## Work to complete
Find every line in the records that holds the string "entre". Copy each one.

(Dataset items)
»»

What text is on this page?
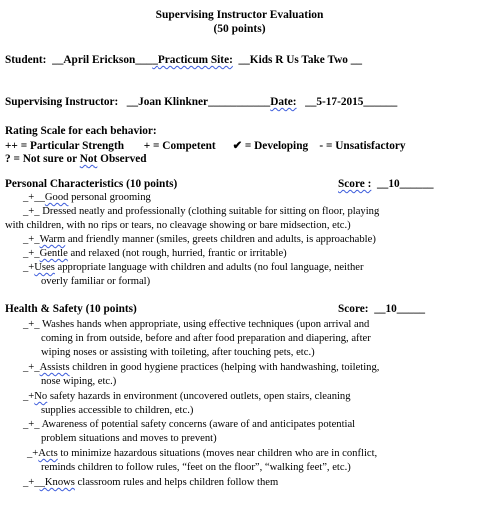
Supervising Instructor Evaluation
(50 points)
Student: __April Erickson____Practicum Site: __Kids R Us Take Two __
Supervising Instructor: __Joan Klinkner___________Date: __5-17-2015______
Rating Scale for each behavior:
++ = Particular Strength + = Competent ✔ = Developing - = Unsatisfactory
? = Not sure or Not Observed
Personal Characteristics (10 points)	Score : __10______
_+__Good personal grooming
_+_ Dressed neatly and professionally (clothing suitable for sitting on floor, playing
with children, with no rips or tears, no cleavage showing or bare midsection, etc.)
_+_Warm and friendly manner (smiles, greets children and adults, is approachable)
_+_Gentle and relaxed (not rough, hurried, frantic or irritable)
_+Uses appropriate language with children and adults (no foul language, neither
overly familiar or formal)
Health & Safety (10 points)	Score: __10_____
_+_ Washes hands when appropriate, using effective techniques (upon arrival and
coming in from outside, before and after food preparation and diapering, after
wiping noses or assisting with toileting, after touching pets, etc.)
_+_Assists children in good hygiene practices (helping with handwashing, toileting,
nose wiping, etc.)
_+No safety hazards in environment (uncovered outlets, open stairs, cleaning
supplies accessible to children, etc.)
_+_ Awareness of potential safety concerns (aware of and anticipates potential
problem situations and moves to prevent)
_+Acts to minimize hazardous situations (moves near children who are in conflict,
reminds children to follow rules, “feet on the floor”, “walking feet”, etc.)
_+__Knows classroom rules and helps children follow them
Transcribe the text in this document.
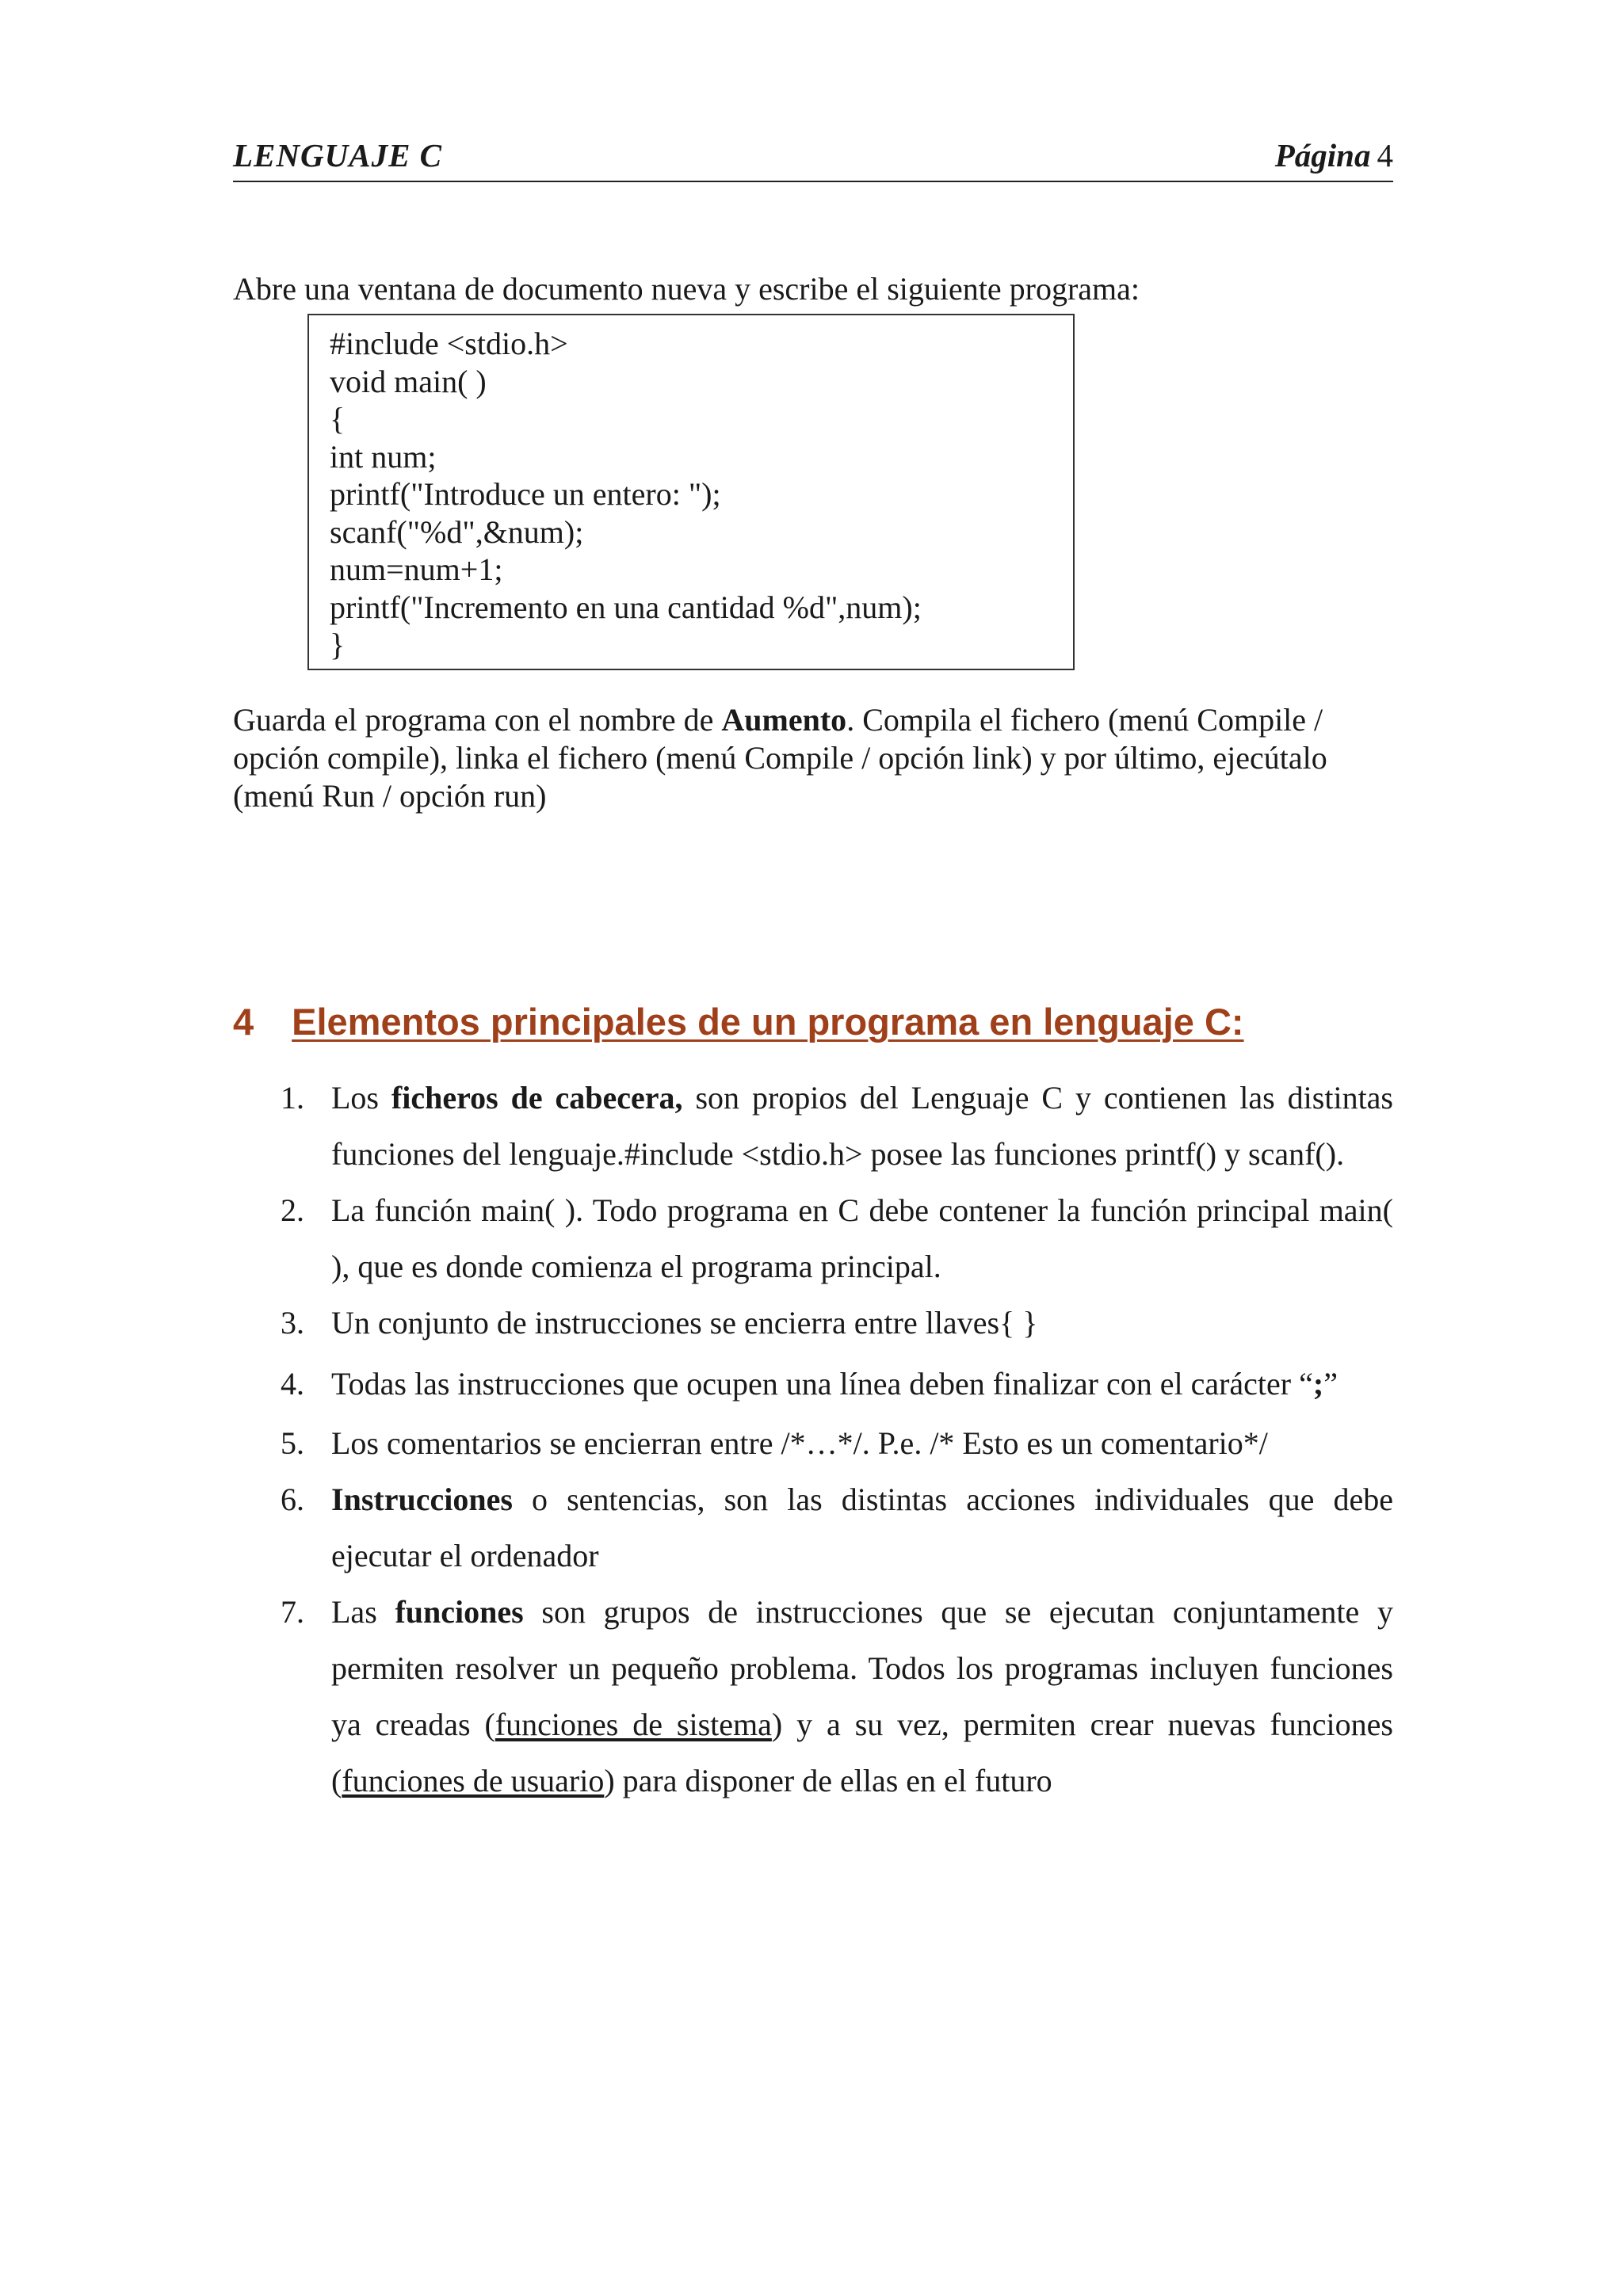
LENGUAJE C	Página 4
Abre una ventana de documento nueva y escribe el siguiente programa:
#include <stdio.h>
void main( )
{
int num;
printf("Introduce un entero: ");
scanf("%d",&num);
num=num+1;
printf("Incremento en una cantidad %d",num);
}
Guarda el programa con el nombre de Aumento. Compila el fichero (menú Compile / opción compile), linka el fichero (menú Compile / opción link) y por último, ejecútalo (menú Run / opción run)
4 Elementos principales de un programa en lenguaje C:
1. Los ficheros de cabecera, son propios del Lenguaje C y contienen las distintas funciones del lenguaje.#include <stdio.h> posee las funciones printf() y scanf().
2. La función main( ). Todo programa en C debe contener la función principal main( ), que es donde comienza el programa principal.
3. Un conjunto de instrucciones se encierra entre llaves{ }
4. Todas las instrucciones que ocupen una línea deben finalizar con el carácter “;”
5. Los comentarios se encierran entre /*…*/. P.e. /* Esto es un comentario*/
6. Instrucciones o sentencias, son las distintas acciones individuales que debe ejecutar el ordenador
7. Las funciones son grupos de instrucciones que se ejecutan conjuntamente y permiten resolver un pequeño problema. Todos los programas incluyen funciones ya creadas (funciones de sistema) y a su vez, permiten crear nuevas funciones (funciones de usuario) para disponer de ellas en el futuro
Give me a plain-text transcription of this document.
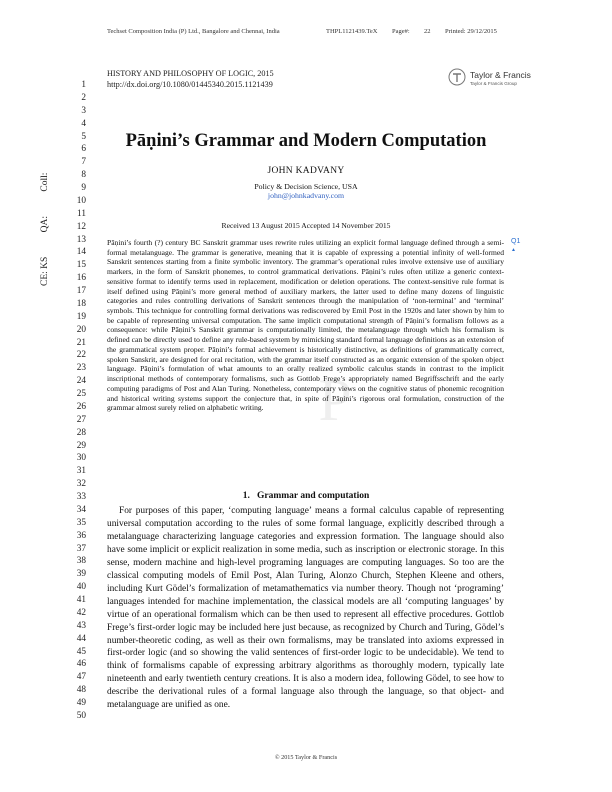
Techset Composition India (P) Ltd., Bangalore and Chennai, India	THPL1121439.TeX Page#: 22 Printed: 29/12/2015
CE: KS QA: Coll:
1
2
3
4
5
6
7
8
9
10
11
12
13
14
15
16
17
18
19
20
21
22
23
24
25
26
27
28
29
30
31
32
33
34
35
36
37
38
39
40
41
42
43
44
45
46
47
48
49
50
HISTORY AND PHILOSOPHY OF LOGIC, 2015
http://dx.doi.org/10.1080/01445340.2015.1121439
Taylor & Francis
Taylor & Francis Group
Pāṇini’s Grammar and Modern Computation
JOHN KADVANY
Policy & Decision Science, USA
john@johnkadvany.com
Received 13 August 2015 Accepted 14 November 2015

Pāṇini’s fourth (?) century BC Sanskrit grammar uses rewrite rules utilizing an explicit formal language defined through a semi-formal metalanguage. The grammar is generative, meaning that it is capable of expressing a potential infinity of well-formed Sanskrit sentences starting from a finite symbolic inventory. The grammar’s operational rules involve extensive use of auxiliary markers, in the form of Sanskrit phonemes, to control grammatical derivations. Pāṇini’s rules often utilize a generic context-sensitive format to identify terms used in replacement, modification or deletion operations. The context-sensitive rule format is itself defined using Pāṇini’s more general method of auxiliary markers, the latter used to define many dozens of linguistic categories and rules controlling derivations of Sanskrit sentences through the manipulation of ‘non-terminal’ and ‘terminal’ symbols. This technique for controlling formal derivations was rediscovered by Emil Post in the 1920s and later shown by him to be capable of representing universal computation. The same implicit computational strength of Pāṇini’s formalism follows as a consequence: while Pāṇini’s Sanskrit grammar is computationally limited, the metalanguage through which his formalism is defined can be directly used to define any rule-based system by mimicking standard formal language definitions as an extension of the grammatical system proper. Pāṇini’s formal achievement is historically distinctive, as definitions of grammatically correct, spoken Sanskrit, are designed for oral recitation, with the grammar itself constructed as an organic extension of the spoken object language. Pāṇini’s formulation of what amounts to an orally realized symbolic calculus stands in contrast to the implicit inscriptional methods of contemporary formalisms, such as Gottlob Frege’s appropriately named Begriffsschrift and the early computing paradigms of Post and Alan Turing. Nonetheless, contemporary views on the cognitive status of phonemic recognition and historical writing systems support the conjecture that, in spite of Pāṇini’s rigorous oral formulation, construction of the grammar almost surely relied on alphabetic writing.

Q1
▲
P
1. Grammar and computation

For purposes of this paper, ‘computing language’ means a formal calculus capable of representing universal computation according to the rules of some formal language, explicitly described through a metalanguage characterizing language categories and expression formation. The language should also have some implicit or explicit realization in some media, such as inscription or electronic storage. In this sense, modern machine and high-level programing languages are computing languages. So too are the classical computing models of Emil Post, Alan Turing, Alonzo Church, Stephen Kleene and others, including Kurt Gödel’s formalization of metamathematics via number theory. Though not ‘programing’ languages intended for machine implementation, the classical models are all ‘computing languages’ by virtue of an operational formalism which can be then used to represent all effective procedures. Gottlob Frege’s first-order logic may be included here just because, as recognized by Church and Turing, Gödel’s number-theoretic coding, as well as their own formalisms, may be translated into axioms expressed in first-order logic (and so showing the valid sentences of first-order logic to be undecidable). We tend to think of formalisms capable of expressing arbitrary algorithms as thoroughly modern, typically late nineteenth and early twentieth century creations. It is also a modern idea, following Gödel, to see how to describe the derivational rules of a formal language also through the language, so that object- and metalanguage are unified as one.

© 2015 Taylor & Francis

««

## Response for this exercise
3. Un conjunto de instrucciones se encierra entre llaves{ }
5. Los comentarios se encierran entre /*…*/. P.e. /* Esto es un comentario*/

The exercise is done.